§ **What is required**
Would you restate all the data that follows, word for word?

§ **Items**
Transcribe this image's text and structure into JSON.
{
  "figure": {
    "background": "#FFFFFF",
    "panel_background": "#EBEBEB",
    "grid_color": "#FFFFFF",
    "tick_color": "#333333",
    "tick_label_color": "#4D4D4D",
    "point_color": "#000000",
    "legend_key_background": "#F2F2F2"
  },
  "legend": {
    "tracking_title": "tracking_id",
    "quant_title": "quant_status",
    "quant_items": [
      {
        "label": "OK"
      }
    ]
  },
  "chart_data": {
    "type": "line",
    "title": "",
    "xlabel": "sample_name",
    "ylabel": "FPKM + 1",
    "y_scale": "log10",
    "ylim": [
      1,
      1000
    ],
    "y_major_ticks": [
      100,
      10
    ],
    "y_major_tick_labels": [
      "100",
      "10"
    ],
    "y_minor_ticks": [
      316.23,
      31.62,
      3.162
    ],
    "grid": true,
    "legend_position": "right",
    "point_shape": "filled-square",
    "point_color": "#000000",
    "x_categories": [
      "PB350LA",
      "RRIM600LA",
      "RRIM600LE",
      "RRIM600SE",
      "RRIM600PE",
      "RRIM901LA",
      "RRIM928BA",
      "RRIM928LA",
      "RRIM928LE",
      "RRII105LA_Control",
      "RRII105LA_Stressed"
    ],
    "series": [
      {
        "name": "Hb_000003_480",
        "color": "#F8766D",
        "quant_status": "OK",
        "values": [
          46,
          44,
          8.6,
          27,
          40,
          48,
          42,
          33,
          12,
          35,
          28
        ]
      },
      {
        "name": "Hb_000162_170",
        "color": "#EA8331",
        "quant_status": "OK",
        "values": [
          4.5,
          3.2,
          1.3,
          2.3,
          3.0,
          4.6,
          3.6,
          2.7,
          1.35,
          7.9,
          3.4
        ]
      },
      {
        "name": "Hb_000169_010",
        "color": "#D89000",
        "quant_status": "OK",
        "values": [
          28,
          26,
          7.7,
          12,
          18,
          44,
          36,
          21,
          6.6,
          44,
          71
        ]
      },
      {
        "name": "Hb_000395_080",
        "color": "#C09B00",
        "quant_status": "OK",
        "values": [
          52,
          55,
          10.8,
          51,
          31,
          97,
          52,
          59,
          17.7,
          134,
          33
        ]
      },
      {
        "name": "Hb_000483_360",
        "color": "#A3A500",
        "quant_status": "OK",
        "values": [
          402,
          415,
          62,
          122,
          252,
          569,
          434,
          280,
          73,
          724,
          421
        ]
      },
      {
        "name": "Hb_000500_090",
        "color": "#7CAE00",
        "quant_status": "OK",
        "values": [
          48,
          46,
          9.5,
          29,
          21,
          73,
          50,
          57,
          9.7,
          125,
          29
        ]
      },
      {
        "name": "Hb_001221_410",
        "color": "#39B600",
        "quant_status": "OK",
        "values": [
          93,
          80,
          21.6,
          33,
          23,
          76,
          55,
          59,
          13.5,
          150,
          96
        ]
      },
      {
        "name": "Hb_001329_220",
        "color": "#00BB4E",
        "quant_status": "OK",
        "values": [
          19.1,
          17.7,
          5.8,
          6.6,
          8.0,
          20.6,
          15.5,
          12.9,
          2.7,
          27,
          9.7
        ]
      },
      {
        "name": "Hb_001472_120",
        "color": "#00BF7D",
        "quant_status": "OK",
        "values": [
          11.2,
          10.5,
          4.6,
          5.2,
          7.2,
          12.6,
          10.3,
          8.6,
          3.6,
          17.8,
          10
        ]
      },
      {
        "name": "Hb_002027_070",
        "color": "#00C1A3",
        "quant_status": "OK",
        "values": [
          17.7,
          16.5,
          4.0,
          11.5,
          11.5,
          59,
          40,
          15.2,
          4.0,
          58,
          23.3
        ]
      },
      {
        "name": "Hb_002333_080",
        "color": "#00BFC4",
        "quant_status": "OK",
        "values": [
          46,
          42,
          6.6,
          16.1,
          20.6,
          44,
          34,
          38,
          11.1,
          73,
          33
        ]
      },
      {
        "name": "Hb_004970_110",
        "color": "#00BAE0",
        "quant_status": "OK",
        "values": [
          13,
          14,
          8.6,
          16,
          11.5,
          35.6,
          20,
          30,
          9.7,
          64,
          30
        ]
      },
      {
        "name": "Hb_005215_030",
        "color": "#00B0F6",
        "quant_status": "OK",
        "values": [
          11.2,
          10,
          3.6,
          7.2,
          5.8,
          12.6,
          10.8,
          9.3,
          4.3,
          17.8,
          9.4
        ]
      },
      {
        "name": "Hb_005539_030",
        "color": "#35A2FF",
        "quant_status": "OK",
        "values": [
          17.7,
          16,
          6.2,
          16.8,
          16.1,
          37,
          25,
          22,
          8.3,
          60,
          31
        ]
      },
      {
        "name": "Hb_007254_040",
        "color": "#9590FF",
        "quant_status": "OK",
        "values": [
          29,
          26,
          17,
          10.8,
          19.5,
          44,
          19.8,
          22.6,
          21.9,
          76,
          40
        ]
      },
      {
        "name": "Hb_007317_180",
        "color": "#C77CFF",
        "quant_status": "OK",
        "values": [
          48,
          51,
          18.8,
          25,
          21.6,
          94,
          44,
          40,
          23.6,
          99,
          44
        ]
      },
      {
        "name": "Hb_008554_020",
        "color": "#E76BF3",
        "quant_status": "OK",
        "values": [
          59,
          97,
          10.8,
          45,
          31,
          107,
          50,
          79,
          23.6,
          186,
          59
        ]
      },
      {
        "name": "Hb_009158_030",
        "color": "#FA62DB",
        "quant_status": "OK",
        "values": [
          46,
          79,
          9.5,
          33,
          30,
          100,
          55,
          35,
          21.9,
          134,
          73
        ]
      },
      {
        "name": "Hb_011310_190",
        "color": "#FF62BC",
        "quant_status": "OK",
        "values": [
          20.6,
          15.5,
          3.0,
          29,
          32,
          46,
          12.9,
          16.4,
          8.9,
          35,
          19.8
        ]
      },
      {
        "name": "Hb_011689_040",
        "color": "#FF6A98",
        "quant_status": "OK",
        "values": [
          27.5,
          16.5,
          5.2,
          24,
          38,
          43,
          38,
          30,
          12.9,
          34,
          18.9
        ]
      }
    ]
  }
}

§ **Solution for this task**
Transcribe this image's text and structure into JSON.
{
  "figure": {
    "background": "#FFFFFF",
    "panel_background": "#EBEBEB",
    "grid_color": "#FFFFFF",
    "tick_color": "#333333",
    "tick_label_color": "#4D4D4D",
    "point_color": "#000000",
    "legend_key_background": "#F2F2F2"
  },
  "legend": {
    "tracking_title": "tracking_id",
    "quant_title": "quant_status",
    "quant_items": [
      {
        "label": "OK"
      }
    ]
  },
  "chart_data": {
    "type": "line",
    "title": "",
    "xlabel": "sample_name",
    "ylabel": "FPKM + 1",
    "y_scale": "log10",
    "ylim": [
      1,
      1000
    ],
    "y_major_ticks": [
      100,
      10
    ],
    "y_major_tick_labels": [
      "100",
      "10"
    ],
    "y_minor_ticks": [
      316.23,
      31.62,
      3.162
    ],
    "grid": true,
    "legend_position": "right",
    "point_shape": "filled-square",
    "point_color": "#000000",
    "x_categories": [
      "PB350LA",
      "RRIM600LA",
      "RRIM600LE",
      "RRIM600SE",
      "RRIM600PE",
      "RRIM901LA",
      "RRIM928BA",
      "RRIM928LA",
      "RRIM928LE",
      "RRII105LA_Control",
      "RRII105LA_Stressed"
    ],
    "series": [
      {
        "name": "Hb_000003_480",
        "color": "#F8766D",
        "quant_status": "OK",
        "values": [
          46,
          44,
          8.6,
          27,
          40,
          48,
          42,
          33,
          12,
          35,
          28
        ]
      },
      {
        "name": "Hb_000162_170",
        "color": "#EA8331",
        "quant_status": "OK",
        "values": [
          4.5,
          3.2,
          1.3,
          2.3,
          3.0,
          4.6,
          3.6,
          2.7,
          1.35,
          7.9,
          3.4
        ]
      },
      {
        "name": "Hb_000169_010",
        "color": "#D89000",
        "quant_status": "OK",
        "values": [
          28,
          26,
          7.7,
          12,
          18,
          44,
          36,
          21,
          6.6,
          44,
          71
        ]
      },
      {
        "name": "Hb_000395_080",
        "color": "#C09B00",
        "quant_status": "OK",
        "values": [
          52,
          55,
          10.8,
          51,
          31,
          97,
          52,
          59,
          17.7,
          134,
          33
        ]
      },
      {
        "name": "Hb_000483_360",
        "color": "#A3A500",
        "quant_status": "OK",
        "values": [
          402,
          415,
          62,
          122,
          252,
          569,
          434,
          280,
          73,
          724,
          421
        ]
      },
      {
        "name": "Hb_000500_090",
        "color": "#7CAE00",
        "quant_status": "OK",
        "values": [
          48,
          46,
          9.5,
          29,
          21,
          73,
          50,
          57,
          9.7,
          125,
          29
        ]
      },
      {
        "name": "Hb_001221_410",
        "color": "#39B600",
        "quant_status": "OK",
        "values": [
          93,
          80,
          21.6,
          33,
          23,
          76,
          55,
          59,
          13.5,
          150,
          96
        ]
      },
      {
        "name": "Hb_001329_220",
        "color": "#00BB4E",
        "quant_status": "OK",
        "values": [
          19.1,
          17.7,
          5.8,
          6.6,
          8.0,
          20.6,
          15.5,
          12.9,
          2.7,
          27,
          9.7
        ]
      },
      {
        "name": "Hb_001472_120",
        "color": "#00BF7D",
        "quant_status": "OK",
        "values": [
          11.2,
          10.5,
          4.6,
          5.2,
          7.2,
          12.6,
          10.3,
          8.6,
          3.6,
          17.8,
          10
        ]
      },
      {
        "name": "Hb_002027_070",
        "color": "#00C1A3",
        "quant_status": "OK",
        "values": [
          17.7,
          16.5,
          4.0,
          11.5,
          11.5,
          59,
          40,
          15.2,
          4.0,
          58,
          23.3
        ]
      },
      {
        "name": "Hb_002333_080",
        "color": "#00BFC4",
        "quant_status": "OK",
        "values": [
          46,
          42,
          6.6,
          16.1,
          20.6,
          44,
          34,
          38,
          11.1,
          73,
          33
        ]
      },
      {
        "name": "Hb_004970_110",
        "color": "#00BAE0",
        "quant_status": "OK",
        "values": [
          13,
          14,
          8.6,
          16,
          11.5,
          35.6,
          20,
          30,
          9.7,
          64,
          30
        ]
      },
      {
        "name": "Hb_005215_030",
        "color": "#00B0F6",
        "quant_status": "OK",
        "values": [
          11.2,
          10,
          3.6,
          7.2,
          5.8,
          12.6,
          10.8,
          9.3,
          4.3,
          17.8,
          9.4
        ]
      },
      {
        "name": "Hb_005539_030",
        "color": "#35A2FF",
        "quant_status": "OK",
        "values": [
          17.7,
          16,
          6.2,
          16.8,
          16.1,
          37,
          25,
          22,
          8.3,
          60,
          31
        ]
      },
      {
        "name": "Hb_007254_040",
        "color": "#9590FF",
        "quant_status": "OK",
        "values": [
          29,
          26,
          17,
          10.8,
          19.5,
          44,
          19.8,
          22.6,
          21.9,
          76,
          40
        ]
      },
      {
        "name": "Hb_007317_180",
        "color": "#C77CFF",
        "quant_status": "OK",
        "values": [
          48,
          51,
          18.8,
          25,
          21.6,
          94,
          44,
          40,
          23.6,
          99,
          44
        ]
      },
      {
        "name": "Hb_008554_020",
        "color": "#E76BF3",
        "quant_status": "OK",
        "values": [
          59,
          97,
          10.8,
          45,
          31,
          107,
          50,
          79,
          23.6,
          186,
          59
        ]
      },
      {
        "name": "Hb_009158_030",
        "color": "#FA62DB",
        "quant_status": "OK",
        "values": [
          46,
          79,
          9.5,
          33,
          30,
          100,
          55,
          35,
          21.9,
          134,
          73
        ]
      },
      {
        "name": "Hb_011310_190",
        "color": "#FF62BC",
        "quant_status": "OK",
        "values": [
          20.6,
          15.5,
          3.0,
          29,
          32,
          46,
          12.9,
          16.4,
          8.9,
          35,
          19.8
        ]
      },
      {
        "name": "Hb_011689_040",
        "color": "#FF6A98",
        "quant_status": "OK",
        "values": [
          27.5,
          16.5,
          5.2,
          24,
          38,
          43,
          38,
          30,
          12.9,
          34,
          18.9
        ]
      }
    ]
  }
}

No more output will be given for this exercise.